- _Exercise goal_
Scan the material below for the string "indicates", and copy every line where it shows up.

- _Data for this task_
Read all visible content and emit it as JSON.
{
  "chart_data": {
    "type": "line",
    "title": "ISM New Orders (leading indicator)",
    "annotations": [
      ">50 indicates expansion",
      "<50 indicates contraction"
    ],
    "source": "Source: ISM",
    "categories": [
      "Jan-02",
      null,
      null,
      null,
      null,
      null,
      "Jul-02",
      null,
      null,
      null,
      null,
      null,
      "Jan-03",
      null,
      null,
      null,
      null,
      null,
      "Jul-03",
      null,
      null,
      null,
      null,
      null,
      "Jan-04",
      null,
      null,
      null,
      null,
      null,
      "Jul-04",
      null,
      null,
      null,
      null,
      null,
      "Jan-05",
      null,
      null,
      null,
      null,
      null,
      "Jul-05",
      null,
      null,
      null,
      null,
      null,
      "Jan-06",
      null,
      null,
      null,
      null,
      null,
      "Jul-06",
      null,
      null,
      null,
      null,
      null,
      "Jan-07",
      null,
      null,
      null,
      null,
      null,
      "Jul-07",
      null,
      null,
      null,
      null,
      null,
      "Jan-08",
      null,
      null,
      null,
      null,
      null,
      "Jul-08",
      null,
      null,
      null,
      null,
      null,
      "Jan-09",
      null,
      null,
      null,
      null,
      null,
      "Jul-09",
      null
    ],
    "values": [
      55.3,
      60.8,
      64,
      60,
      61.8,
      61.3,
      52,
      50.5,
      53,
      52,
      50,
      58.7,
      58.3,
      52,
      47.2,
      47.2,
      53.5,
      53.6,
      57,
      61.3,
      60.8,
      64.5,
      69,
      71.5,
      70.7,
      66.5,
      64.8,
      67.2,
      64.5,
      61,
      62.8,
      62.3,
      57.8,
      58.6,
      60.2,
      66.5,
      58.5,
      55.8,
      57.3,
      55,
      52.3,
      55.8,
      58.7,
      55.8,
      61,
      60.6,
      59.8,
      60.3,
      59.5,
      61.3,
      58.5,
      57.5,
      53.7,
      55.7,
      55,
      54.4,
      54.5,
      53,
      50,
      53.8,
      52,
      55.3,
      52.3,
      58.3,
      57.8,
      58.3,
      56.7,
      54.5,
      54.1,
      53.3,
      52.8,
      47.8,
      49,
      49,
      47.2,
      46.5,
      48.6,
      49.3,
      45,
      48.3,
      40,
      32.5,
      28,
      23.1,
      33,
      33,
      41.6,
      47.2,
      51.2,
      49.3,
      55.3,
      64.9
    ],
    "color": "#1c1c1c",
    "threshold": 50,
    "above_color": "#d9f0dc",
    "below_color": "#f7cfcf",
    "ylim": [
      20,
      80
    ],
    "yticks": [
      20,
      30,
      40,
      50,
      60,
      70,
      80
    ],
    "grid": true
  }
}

- _Worked answer_
      ">50 indicates expansion",
      "<50 indicates contraction"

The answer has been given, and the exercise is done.